> [What you are asked to do]
Below are some records; retype all of them exactly.

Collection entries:
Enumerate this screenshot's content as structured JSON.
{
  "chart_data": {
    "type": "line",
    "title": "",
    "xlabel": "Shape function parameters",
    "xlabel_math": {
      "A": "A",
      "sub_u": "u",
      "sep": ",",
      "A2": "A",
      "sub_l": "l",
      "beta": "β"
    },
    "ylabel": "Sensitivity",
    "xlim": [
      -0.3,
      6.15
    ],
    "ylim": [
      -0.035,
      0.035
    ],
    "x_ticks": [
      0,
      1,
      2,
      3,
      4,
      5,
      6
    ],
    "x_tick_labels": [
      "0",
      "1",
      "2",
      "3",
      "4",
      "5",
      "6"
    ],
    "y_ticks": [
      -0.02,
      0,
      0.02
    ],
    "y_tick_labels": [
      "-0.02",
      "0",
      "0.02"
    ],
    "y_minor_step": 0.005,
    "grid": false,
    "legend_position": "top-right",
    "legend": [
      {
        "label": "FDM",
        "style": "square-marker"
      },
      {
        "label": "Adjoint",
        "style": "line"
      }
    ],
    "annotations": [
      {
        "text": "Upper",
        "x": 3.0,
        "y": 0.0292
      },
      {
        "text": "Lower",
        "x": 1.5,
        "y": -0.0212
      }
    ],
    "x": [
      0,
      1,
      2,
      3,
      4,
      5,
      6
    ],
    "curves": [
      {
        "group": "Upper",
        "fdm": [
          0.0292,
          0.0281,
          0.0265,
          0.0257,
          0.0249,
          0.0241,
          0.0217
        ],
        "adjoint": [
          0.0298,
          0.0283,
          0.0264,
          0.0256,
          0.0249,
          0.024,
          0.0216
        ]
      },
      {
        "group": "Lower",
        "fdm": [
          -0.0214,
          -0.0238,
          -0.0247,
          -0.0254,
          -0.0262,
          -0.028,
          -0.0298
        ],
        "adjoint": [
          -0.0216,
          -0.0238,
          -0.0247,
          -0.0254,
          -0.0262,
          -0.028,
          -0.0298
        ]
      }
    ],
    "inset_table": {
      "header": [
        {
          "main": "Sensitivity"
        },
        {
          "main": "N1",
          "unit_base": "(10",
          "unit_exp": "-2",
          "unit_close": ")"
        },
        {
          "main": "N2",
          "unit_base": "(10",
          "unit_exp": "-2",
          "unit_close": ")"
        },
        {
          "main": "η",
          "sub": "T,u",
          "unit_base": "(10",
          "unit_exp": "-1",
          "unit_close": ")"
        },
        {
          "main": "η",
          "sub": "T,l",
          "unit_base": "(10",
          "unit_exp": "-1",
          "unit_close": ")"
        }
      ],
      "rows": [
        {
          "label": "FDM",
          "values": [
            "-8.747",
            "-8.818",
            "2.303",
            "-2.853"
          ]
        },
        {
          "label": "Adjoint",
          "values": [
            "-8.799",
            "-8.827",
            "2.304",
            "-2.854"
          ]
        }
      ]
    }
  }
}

> [Result for this task]
Enumerate this screenshot's content as structured JSON.
{
  "chart_data": {
    "type": "line",
    "title": "",
    "xlabel": "Shape function parameters",
    "xlabel_math": {
      "A": "A",
      "sub_u": "u",
      "sep": ",",
      "A2": "A",
      "sub_l": "l",
      "beta": "β"
    },
    "ylabel": "Sensitivity",
    "xlim": [
      -0.3,
      6.15
    ],
    "ylim": [
      -0.035,
      0.035
    ],
    "x_ticks": [
      0,
      1,
      2,
      3,
      4,
      5,
      6
    ],
    "x_tick_labels": [
      "0",
      "1",
      "2",
      "3",
      "4",
      "5",
      "6"
    ],
    "y_ticks": [
      -0.02,
      0,
      0.02
    ],
    "y_tick_labels": [
      "-0.02",
      "0",
      "0.02"
    ],
    "y_minor_step": 0.005,
    "grid": false,
    "legend_position": "top-right",
    "legend": [
      {
        "label": "FDM",
        "style": "square-marker"
      },
      {
        "label": "Adjoint",
        "style": "line"
      }
    ],
    "annotations": [
      {
        "text": "Upper",
        "x": 3.0,
        "y": 0.0292
      },
      {
        "text": "Lower",
        "x": 1.5,
        "y": -0.0212
      }
    ],
    "x": [
      0,
      1,
      2,
      3,
      4,
      5,
      6
    ],
    "curves": [
      {
        "group": "Upper",
        "fdm": [
          0.0292,
          0.0281,
          0.0265,
          0.0257,
          0.0249,
          0.0241,
          0.0217
        ],
        "adjoint": [
          0.0298,
          0.0283,
          0.0264,
          0.0256,
          0.0249,
          0.024,
          0.0216
        ]
      },
      {
        "group": "Lower",
        "fdm": [
          -0.0214,
          -0.0238,
          -0.0247,
          -0.0254,
          -0.0262,
          -0.028,
          -0.0298
        ],
        "adjoint": [
          -0.0216,
          -0.0238,
          -0.0247,
          -0.0254,
          -0.0262,
          -0.028,
          -0.0298
        ]
      }
    ],
    "inset_table": {
      "header": [
        {
          "main": "Sensitivity"
        },
        {
          "main": "N1",
          "unit_base": "(10",
          "unit_exp": "-2",
          "unit_close": ")"
        },
        {
          "main": "N2",
          "unit_base": "(10",
          "unit_exp": "-2",
          "unit_close": ")"
        },
        {
          "main": "η",
          "sub": "T,u",
          "unit_base": "(10",
          "unit_exp": "-1",
          "unit_close": ")"
        },
        {
          "main": "η",
          "sub": "T,l",
          "unit_base": "(10",
          "unit_exp": "-1",
          "unit_close": ")"
        }
      ],
      "rows": [
        {
          "label": "FDM",
          "values": [
            "-8.747",
            "-8.818",
            "2.303",
            "-2.853"
          ]
        },
        {
          "label": "Adjoint",
          "values": [
            "-8.799",
            "-8.827",
            "2.304",
            "-2.854"
          ]
        }
      ]
    }
  }
}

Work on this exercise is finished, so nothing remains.